Information given –
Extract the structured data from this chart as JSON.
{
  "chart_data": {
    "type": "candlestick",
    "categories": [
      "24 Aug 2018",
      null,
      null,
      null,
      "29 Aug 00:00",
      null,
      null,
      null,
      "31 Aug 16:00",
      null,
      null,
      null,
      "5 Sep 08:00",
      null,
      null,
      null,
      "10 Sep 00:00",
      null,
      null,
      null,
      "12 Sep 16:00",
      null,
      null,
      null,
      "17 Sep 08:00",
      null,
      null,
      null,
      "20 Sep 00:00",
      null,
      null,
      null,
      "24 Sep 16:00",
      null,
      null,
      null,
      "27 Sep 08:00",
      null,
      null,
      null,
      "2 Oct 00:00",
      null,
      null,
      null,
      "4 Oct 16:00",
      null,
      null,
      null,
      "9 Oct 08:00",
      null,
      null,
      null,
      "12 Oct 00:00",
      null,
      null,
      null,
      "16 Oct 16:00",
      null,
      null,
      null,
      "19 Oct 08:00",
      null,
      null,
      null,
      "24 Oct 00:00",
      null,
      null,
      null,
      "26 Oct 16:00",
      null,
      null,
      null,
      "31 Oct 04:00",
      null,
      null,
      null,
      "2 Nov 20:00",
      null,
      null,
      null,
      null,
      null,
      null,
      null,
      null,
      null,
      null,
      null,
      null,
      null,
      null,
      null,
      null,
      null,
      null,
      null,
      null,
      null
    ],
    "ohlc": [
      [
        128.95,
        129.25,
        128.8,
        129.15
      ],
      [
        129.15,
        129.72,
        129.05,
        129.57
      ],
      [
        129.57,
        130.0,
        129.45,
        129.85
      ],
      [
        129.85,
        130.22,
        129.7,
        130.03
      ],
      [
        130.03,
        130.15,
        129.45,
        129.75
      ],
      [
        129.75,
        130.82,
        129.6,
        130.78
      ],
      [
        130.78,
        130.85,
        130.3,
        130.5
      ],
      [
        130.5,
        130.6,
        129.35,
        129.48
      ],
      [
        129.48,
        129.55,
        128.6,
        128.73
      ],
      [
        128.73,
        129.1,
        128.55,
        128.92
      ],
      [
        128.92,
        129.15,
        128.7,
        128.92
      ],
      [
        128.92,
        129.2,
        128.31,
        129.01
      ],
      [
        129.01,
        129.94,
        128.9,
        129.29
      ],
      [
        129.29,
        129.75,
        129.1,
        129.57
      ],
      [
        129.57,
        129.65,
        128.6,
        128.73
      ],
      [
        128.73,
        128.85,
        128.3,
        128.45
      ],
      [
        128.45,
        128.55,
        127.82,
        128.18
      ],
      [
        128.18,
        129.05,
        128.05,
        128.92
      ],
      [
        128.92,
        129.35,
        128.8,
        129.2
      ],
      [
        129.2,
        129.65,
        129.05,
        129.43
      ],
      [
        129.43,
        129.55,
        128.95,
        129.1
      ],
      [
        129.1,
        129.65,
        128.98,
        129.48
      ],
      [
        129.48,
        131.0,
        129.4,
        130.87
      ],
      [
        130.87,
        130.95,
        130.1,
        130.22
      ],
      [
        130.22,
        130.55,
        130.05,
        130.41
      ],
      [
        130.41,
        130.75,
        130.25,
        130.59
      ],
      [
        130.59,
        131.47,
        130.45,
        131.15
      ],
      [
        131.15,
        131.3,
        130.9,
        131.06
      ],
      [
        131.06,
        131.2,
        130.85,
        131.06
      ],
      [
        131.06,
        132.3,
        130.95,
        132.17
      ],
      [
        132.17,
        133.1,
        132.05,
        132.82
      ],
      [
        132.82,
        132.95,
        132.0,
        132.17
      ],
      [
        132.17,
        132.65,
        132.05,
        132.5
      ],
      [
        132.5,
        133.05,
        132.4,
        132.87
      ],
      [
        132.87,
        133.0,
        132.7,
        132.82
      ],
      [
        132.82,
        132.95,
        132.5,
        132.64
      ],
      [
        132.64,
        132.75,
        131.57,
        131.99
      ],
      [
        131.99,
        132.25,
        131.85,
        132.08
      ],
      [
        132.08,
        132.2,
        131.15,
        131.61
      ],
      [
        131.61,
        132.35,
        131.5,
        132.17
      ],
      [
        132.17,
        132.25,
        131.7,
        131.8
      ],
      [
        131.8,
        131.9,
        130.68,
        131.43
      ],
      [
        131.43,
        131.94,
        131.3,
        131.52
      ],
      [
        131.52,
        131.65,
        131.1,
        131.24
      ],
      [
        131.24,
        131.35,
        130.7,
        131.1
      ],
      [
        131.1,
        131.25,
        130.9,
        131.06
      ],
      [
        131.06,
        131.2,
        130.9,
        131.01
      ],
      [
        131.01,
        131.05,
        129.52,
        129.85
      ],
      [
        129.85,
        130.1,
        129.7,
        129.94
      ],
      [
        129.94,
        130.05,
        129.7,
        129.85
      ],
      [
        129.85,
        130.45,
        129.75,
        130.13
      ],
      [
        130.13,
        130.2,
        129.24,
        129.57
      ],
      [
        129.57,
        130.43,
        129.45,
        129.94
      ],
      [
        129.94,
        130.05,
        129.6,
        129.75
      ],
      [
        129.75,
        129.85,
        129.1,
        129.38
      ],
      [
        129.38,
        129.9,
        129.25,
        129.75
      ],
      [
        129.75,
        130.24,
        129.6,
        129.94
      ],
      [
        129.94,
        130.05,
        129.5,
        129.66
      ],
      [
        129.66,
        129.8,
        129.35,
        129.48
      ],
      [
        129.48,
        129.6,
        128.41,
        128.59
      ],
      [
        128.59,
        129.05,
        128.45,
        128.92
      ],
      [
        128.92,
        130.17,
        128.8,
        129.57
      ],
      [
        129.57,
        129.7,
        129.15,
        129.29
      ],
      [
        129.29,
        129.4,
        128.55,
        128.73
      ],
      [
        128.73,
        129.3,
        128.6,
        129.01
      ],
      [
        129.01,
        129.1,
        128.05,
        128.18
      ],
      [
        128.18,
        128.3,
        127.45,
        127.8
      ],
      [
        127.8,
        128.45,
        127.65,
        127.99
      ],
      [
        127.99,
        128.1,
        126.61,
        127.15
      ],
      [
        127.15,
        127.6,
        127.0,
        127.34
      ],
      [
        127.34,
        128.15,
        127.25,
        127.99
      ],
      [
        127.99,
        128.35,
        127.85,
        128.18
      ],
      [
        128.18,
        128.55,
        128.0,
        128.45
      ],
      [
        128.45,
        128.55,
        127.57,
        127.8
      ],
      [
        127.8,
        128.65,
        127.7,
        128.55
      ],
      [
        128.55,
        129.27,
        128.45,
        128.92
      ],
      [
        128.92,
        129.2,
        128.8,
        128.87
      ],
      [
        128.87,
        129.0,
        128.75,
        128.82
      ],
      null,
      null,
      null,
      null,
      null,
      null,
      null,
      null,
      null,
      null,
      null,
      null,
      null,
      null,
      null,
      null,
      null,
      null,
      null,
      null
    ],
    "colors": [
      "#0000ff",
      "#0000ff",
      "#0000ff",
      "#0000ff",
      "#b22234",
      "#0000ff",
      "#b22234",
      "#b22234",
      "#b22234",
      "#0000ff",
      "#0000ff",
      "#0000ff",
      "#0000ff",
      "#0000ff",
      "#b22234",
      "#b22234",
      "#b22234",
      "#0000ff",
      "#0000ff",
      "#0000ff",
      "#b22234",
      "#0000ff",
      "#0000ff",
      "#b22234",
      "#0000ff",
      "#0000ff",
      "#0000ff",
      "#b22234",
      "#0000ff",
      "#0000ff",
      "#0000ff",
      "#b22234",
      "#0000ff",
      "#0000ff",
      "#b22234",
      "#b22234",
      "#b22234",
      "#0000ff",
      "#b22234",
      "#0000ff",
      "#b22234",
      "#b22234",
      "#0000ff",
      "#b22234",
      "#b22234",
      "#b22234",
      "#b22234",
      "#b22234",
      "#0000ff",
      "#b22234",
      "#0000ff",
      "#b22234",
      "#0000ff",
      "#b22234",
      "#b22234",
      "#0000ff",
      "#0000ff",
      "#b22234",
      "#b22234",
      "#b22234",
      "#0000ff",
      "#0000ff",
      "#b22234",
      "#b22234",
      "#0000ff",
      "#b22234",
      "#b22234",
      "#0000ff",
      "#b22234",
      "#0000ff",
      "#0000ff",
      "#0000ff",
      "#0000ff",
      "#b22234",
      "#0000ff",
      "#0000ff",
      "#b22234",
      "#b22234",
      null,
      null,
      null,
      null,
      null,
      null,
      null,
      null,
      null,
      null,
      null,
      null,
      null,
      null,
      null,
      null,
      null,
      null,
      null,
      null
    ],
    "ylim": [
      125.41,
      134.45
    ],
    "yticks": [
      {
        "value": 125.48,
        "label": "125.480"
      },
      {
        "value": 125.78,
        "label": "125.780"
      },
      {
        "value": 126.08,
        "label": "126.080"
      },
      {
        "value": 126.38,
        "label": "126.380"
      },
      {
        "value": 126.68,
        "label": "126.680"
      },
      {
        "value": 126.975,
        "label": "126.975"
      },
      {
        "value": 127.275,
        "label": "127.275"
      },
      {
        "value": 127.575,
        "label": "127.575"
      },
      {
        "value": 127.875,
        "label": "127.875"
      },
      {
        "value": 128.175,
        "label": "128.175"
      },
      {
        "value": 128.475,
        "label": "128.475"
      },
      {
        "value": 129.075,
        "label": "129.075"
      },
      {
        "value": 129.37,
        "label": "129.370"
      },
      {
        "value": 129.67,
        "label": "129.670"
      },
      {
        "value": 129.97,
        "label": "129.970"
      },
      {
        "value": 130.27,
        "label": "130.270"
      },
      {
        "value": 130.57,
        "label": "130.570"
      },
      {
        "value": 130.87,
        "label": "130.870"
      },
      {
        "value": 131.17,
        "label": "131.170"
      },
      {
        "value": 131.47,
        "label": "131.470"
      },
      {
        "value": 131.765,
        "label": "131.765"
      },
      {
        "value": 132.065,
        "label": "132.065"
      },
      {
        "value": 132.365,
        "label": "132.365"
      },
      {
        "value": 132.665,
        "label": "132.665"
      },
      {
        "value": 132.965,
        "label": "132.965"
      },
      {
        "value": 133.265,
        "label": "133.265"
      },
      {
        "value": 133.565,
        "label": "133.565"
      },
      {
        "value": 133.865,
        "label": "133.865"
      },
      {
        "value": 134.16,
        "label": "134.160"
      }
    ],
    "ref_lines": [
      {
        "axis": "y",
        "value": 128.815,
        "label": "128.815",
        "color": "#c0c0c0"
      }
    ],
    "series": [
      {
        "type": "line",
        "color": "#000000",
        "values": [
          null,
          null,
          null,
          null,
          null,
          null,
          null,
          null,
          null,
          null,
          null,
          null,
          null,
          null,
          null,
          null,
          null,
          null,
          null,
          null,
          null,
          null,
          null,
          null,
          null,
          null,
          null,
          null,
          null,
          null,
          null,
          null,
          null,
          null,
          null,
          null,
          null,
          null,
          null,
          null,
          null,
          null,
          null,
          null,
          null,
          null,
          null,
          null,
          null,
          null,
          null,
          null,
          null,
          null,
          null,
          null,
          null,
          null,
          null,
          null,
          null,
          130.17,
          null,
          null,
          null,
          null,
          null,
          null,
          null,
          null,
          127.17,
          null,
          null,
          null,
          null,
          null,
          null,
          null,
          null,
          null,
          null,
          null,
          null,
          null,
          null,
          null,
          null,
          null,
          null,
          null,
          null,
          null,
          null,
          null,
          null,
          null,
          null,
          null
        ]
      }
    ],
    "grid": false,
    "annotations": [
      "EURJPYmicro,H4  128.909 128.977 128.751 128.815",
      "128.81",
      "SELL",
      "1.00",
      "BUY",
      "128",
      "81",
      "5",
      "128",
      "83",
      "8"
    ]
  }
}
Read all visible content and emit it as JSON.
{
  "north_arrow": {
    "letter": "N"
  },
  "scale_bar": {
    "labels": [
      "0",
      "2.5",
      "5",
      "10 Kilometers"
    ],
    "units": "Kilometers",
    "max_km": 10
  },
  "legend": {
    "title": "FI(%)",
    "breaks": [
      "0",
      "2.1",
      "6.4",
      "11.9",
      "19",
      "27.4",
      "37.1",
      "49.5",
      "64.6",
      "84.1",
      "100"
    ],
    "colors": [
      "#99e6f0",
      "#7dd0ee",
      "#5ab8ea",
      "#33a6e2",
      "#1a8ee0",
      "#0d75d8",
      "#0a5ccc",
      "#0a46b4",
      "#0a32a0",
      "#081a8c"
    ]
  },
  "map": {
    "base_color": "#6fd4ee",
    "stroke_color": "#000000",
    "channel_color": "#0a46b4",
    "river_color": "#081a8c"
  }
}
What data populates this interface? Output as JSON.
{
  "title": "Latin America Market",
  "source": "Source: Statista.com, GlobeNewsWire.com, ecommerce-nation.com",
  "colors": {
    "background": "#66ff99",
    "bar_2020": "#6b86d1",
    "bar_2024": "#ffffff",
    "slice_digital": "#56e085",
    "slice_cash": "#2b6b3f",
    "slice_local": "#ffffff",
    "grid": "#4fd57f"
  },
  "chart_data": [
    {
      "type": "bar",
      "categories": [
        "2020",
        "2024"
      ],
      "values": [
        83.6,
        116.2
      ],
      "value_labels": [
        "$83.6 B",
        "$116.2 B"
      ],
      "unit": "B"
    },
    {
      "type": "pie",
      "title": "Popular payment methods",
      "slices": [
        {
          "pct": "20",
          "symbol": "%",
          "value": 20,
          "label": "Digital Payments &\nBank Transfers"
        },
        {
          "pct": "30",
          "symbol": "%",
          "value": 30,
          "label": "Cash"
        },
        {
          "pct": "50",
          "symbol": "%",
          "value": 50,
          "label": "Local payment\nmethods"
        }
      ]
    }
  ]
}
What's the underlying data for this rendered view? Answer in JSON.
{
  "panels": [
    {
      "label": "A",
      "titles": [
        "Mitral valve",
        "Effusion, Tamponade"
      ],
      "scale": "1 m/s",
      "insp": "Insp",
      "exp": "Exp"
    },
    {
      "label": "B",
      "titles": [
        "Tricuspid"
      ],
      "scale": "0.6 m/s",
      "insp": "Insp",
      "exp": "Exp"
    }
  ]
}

Exercise aim –
Pick out each line containing "JSON" and report it.

Completed task –
Extract the structured data from this chart as JSON.
Read all visible content and emit it as JSON.
What data populates this interface? Output as JSON.
What's the underlying data for this rendered view? Answer in JSON.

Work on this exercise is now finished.